## EXERCISE
Without altering anything, output the material below.

## RECORDS TO PROCESS
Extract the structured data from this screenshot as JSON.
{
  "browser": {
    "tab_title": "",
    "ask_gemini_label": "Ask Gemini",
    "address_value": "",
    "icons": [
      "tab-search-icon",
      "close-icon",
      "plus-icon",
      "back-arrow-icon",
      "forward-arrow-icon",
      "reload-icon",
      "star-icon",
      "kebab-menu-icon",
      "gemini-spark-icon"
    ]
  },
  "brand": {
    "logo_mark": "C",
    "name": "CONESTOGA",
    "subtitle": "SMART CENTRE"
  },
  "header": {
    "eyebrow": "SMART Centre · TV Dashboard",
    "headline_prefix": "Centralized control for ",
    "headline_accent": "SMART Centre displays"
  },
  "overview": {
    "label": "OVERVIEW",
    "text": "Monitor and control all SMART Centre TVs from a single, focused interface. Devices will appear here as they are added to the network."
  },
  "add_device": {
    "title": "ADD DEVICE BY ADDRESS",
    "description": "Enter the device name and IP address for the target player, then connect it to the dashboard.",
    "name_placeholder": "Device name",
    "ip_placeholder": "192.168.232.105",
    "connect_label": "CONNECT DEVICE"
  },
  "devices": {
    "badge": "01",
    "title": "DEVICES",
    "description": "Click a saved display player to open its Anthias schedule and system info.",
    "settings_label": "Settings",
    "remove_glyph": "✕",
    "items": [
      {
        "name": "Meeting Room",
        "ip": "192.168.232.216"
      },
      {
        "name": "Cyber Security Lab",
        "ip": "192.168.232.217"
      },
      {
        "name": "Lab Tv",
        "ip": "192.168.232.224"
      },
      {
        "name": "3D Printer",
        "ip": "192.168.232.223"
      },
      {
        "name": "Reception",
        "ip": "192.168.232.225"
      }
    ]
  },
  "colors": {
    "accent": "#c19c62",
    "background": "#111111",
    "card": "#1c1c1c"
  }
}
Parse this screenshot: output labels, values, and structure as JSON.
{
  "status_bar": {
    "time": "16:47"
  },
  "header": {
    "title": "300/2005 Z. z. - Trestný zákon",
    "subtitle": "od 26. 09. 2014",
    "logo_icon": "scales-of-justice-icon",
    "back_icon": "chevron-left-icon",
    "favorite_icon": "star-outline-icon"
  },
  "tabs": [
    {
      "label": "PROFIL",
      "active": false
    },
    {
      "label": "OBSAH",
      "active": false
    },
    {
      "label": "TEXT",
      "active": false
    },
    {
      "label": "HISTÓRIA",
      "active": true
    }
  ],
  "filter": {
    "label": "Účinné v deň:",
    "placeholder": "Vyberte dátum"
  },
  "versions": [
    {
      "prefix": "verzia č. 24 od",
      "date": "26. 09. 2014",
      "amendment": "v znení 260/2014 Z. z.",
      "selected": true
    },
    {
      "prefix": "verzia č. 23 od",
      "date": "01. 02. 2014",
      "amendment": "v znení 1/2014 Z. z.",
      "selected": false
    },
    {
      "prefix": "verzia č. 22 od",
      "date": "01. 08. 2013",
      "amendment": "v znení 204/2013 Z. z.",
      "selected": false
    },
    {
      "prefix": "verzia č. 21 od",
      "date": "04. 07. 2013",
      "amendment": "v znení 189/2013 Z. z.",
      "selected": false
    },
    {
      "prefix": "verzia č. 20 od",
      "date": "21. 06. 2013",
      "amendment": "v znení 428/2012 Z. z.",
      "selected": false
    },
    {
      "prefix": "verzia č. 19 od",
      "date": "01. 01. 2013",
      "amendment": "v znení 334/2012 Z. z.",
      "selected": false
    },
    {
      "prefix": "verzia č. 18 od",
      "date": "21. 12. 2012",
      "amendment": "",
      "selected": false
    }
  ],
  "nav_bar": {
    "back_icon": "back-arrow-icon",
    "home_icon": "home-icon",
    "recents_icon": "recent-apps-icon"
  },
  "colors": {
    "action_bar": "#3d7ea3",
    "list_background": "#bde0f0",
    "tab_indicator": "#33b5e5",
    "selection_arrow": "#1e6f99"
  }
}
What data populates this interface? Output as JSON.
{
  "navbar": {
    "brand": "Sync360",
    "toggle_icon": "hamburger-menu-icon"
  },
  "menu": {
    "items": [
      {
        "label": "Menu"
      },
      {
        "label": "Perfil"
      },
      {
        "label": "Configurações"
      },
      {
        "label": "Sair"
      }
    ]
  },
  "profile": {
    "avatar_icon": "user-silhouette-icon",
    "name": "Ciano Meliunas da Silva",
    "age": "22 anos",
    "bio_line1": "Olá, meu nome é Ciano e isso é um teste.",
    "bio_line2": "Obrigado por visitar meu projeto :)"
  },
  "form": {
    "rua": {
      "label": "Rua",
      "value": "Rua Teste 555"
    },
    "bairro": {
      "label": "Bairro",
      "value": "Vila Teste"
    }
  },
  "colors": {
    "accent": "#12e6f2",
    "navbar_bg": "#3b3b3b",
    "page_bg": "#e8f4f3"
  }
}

## ANSWER FOR THE TASK
Extract the structured data from this screenshot as JSON.
{
  "browser": {
    "tab_title": "",
    "ask_gemini_label": "Ask Gemini",
    "address_value": "",
    "icons": [
      "tab-search-icon",
      "close-icon",
      "plus-icon",
      "back-arrow-icon",
      "forward-arrow-icon",
      "reload-icon",
      "star-icon",
      "kebab-menu-icon",
      "gemini-spark-icon"
    ]
  },
  "brand": {
    "logo_mark": "C",
    "name": "CONESTOGA",
    "subtitle": "SMART CENTRE"
  },
  "header": {
    "eyebrow": "SMART Centre · TV Dashboard",
    "headline_prefix": "Centralized control for ",
    "headline_accent": "SMART Centre displays"
  },
  "overview": {
    "label": "OVERVIEW",
    "text": "Monitor and control all SMART Centre TVs from a single, focused interface. Devices will appear here as they are added to the network."
  },
  "add_device": {
    "title": "ADD DEVICE BY ADDRESS",
    "description": "Enter the device name and IP address for the target player, then connect it to the dashboard.",
    "name_placeholder": "Device name",
    "ip_placeholder": "192.168.232.105",
    "connect_label": "CONNECT DEVICE"
  },
  "devices": {
    "badge": "01",
    "title": "DEVICES",
    "description": "Click a saved display player to open its Anthias schedule and system info.",
    "settings_label": "Settings",
    "remove_glyph": "✕",
    "items": [
      {
        "name": "Meeting Room",
        "ip": "192.168.232.216"
      },
      {
        "name": "Cyber Security Lab",
        "ip": "192.168.232.217"
      },
      {
        "name": "Lab Tv",
        "ip": "192.168.232.224"
      },
      {
        "name": "3D Printer",
        "ip": "192.168.232.223"
      },
      {
        "name": "Reception",
        "ip": "192.168.232.225"
      }
    ]
  },
  "colors": {
    "accent": "#c19c62",
    "background": "#111111",
    "card": "#1c1c1c"
  }
}
Parse this screenshot: output labels, values, and structure as JSON.
{
  "status_bar": {
    "time": "16:47"
  },
  "header": {
    "title": "300/2005 Z. z. - Trestný zákon",
    "subtitle": "od 26. 09. 2014",
    "logo_icon": "scales-of-justice-icon",
    "back_icon": "chevron-left-icon",
    "favorite_icon": "star-outline-icon"
  },
  "tabs": [
    {
      "label": "PROFIL",
      "active": false
    },
    {
      "label": "OBSAH",
      "active": false
    },
    {
      "label": "TEXT",
      "active": false
    },
    {
      "label": "HISTÓRIA",
      "active": true
    }
  ],
  "filter": {
    "label": "Účinné v deň:",
    "placeholder": "Vyberte dátum"
  },
  "versions": [
    {
      "prefix": "verzia č. 24 od",
      "date": "26. 09. 2014",
      "amendment": "v znení 260/2014 Z. z.",
      "selected": true
    },
    {
      "prefix": "verzia č. 23 od",
      "date": "01. 02. 2014",
      "amendment": "v znení 1/2014 Z. z.",
      "selected": false
    },
    {
      "prefix": "verzia č. 22 od",
      "date": "01. 08. 2013",
      "amendment": "v znení 204/2013 Z. z.",
      "selected": false
    },
    {
      "prefix": "verzia č. 21 od",
      "date": "04. 07. 2013",
      "amendment": "v znení 189/2013 Z. z.",
      "selected": false
    },
    {
      "prefix": "verzia č. 20 od",
      "date": "21. 06. 2013",
      "amendment": "v znení 428/2012 Z. z.",
      "selected": false
    },
    {
      "prefix": "verzia č. 19 od",
      "date": "01. 01. 2013",
      "amendment": "v znení 334/2012 Z. z.",
      "selected": false
    },
    {
      "prefix": "verzia č. 18 od",
      "date": "21. 12. 2012",
      "amendment": "",
      "selected": false
    }
  ],
  "nav_bar": {
    "back_icon": "back-arrow-icon",
    "home_icon": "home-icon",
    "recents_icon": "recent-apps-icon"
  },
  "colors": {
    "action_bar": "#3d7ea3",
    "list_background": "#bde0f0",
    "tab_indicator": "#33b5e5",
    "selection_arrow": "#1e6f99"
  }
}
What data populates this interface? Output as JSON.
{
  "navbar": {
    "brand": "Sync360",
    "toggle_icon": "hamburger-menu-icon"
  },
  "menu": {
    "items": [
      {
        "label": "Menu"
      },
      {
        "label": "Perfil"
      },
      {
        "label": "Configurações"
      },
      {
        "label": "Sair"
      }
    ]
  },
  "profile": {
    "avatar_icon": "user-silhouette-icon",
    "name": "Ciano Meliunas da Silva",
    "age": "22 anos",
    "bio_line1": "Olá, meu nome é Ciano e isso é um teste.",
    "bio_line2": "Obrigado por visitar meu projeto :)"
  },
  "form": {
    "rua": {
      "label": "Rua",
      "value": "Rua Teste 555"
    },
    "bairro": {
      "label": "Bairro",
      "value": "Vila Teste"
    }
  },
  "colors": {
    "accent": "#12e6f2",
    "navbar_bg": "#3b3b3b",
    "page_bg": "#e8f4f3"
  }
}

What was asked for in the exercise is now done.